Set exercise: Pick out every line holding the string "object" and copy it.

-- begin Available records --

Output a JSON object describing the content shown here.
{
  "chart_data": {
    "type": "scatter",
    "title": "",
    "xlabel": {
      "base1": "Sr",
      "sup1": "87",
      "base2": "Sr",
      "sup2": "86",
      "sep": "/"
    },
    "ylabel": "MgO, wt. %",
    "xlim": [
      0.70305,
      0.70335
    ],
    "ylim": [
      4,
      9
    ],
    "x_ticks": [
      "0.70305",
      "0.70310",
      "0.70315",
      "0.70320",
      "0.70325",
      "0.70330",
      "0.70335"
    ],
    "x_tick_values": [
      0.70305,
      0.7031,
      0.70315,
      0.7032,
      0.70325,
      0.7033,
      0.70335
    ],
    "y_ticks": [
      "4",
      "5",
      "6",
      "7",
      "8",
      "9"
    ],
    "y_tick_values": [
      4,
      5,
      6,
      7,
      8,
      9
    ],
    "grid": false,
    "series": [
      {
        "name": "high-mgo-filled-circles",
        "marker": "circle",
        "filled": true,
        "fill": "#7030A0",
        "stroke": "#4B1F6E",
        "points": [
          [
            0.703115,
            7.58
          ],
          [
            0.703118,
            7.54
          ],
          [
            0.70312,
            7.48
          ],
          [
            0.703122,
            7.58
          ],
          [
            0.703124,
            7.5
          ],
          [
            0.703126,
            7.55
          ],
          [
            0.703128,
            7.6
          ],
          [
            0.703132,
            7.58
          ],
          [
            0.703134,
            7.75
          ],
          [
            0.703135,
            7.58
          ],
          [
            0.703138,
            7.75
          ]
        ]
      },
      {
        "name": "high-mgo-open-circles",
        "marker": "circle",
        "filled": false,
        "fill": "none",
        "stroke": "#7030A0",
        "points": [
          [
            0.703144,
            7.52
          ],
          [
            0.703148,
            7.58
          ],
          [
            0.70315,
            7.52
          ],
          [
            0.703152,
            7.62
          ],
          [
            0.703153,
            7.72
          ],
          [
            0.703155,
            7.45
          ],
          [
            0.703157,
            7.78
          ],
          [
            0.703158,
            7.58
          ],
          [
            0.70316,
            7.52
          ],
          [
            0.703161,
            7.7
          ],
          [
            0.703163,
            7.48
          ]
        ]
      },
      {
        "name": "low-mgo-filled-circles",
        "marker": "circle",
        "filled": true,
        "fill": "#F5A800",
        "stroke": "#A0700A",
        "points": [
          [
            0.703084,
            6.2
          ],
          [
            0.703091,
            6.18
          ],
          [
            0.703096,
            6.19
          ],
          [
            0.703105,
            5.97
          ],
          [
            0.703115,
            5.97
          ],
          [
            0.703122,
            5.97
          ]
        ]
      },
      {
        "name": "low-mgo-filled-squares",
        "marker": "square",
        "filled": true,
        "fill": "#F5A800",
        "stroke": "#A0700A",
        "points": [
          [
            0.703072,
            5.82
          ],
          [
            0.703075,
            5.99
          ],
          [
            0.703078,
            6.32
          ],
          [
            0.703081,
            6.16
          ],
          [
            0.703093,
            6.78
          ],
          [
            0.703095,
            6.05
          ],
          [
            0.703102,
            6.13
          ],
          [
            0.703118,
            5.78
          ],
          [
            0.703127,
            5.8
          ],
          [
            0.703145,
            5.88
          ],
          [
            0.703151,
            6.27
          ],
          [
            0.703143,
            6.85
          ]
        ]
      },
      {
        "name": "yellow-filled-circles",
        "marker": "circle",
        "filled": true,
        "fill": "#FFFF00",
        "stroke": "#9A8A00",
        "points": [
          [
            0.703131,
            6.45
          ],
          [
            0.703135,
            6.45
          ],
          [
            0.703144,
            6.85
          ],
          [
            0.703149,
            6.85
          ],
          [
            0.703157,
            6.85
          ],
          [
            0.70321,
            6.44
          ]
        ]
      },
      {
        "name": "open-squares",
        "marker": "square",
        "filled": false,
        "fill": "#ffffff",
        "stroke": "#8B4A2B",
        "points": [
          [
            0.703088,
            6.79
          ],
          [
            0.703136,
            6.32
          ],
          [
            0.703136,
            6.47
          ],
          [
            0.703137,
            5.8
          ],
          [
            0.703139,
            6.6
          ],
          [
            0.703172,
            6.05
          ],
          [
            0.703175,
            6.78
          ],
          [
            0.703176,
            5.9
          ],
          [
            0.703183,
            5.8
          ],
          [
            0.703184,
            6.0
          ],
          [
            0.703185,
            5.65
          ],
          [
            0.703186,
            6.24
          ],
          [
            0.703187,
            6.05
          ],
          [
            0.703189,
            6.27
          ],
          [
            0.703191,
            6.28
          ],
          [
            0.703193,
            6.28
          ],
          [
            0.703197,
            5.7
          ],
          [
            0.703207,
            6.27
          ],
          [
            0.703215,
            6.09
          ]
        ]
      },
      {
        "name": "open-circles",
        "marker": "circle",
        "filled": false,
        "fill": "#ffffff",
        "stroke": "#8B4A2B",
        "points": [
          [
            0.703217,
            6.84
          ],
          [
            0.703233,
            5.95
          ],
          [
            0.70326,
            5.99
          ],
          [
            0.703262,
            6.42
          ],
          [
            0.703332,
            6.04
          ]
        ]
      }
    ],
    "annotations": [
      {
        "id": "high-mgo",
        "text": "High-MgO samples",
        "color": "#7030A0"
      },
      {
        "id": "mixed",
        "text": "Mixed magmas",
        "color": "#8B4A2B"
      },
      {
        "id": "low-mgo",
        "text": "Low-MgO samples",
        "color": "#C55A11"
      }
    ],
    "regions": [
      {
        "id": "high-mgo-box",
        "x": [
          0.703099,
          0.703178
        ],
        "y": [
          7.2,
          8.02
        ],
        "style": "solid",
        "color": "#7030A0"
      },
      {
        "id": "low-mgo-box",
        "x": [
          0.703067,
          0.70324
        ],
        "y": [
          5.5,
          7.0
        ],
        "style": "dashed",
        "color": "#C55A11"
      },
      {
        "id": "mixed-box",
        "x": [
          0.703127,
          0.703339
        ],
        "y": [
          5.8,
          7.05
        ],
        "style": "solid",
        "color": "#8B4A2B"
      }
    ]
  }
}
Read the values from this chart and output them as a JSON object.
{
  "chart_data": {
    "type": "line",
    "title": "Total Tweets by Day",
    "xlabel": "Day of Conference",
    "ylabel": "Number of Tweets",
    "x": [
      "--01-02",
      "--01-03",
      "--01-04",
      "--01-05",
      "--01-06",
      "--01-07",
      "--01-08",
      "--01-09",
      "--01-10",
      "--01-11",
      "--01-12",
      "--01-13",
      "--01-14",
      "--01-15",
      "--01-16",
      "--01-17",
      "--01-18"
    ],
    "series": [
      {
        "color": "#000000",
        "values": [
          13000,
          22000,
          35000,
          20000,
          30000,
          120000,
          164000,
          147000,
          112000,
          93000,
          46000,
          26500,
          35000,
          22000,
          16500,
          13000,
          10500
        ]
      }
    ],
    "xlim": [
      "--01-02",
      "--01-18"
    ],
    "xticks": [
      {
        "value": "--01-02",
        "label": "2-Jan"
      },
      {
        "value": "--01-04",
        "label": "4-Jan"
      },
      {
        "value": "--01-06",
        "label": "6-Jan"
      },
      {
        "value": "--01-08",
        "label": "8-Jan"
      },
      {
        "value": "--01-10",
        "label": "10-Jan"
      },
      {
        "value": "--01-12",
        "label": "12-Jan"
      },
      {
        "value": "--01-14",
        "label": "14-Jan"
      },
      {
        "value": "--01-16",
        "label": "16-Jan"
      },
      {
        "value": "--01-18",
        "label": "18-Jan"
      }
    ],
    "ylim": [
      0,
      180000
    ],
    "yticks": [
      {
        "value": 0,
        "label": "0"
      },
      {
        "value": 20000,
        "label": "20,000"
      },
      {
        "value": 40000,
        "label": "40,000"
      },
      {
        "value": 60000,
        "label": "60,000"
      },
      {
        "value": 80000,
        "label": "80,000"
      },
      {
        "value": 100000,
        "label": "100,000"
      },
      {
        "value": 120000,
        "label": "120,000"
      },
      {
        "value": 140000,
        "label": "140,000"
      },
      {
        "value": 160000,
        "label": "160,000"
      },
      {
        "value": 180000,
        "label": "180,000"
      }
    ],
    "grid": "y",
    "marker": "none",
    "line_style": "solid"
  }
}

-- end Available records --

Worked solution:
Output a JSON object describing the content shown here.
Read the values from this chart and output them as a JSON object.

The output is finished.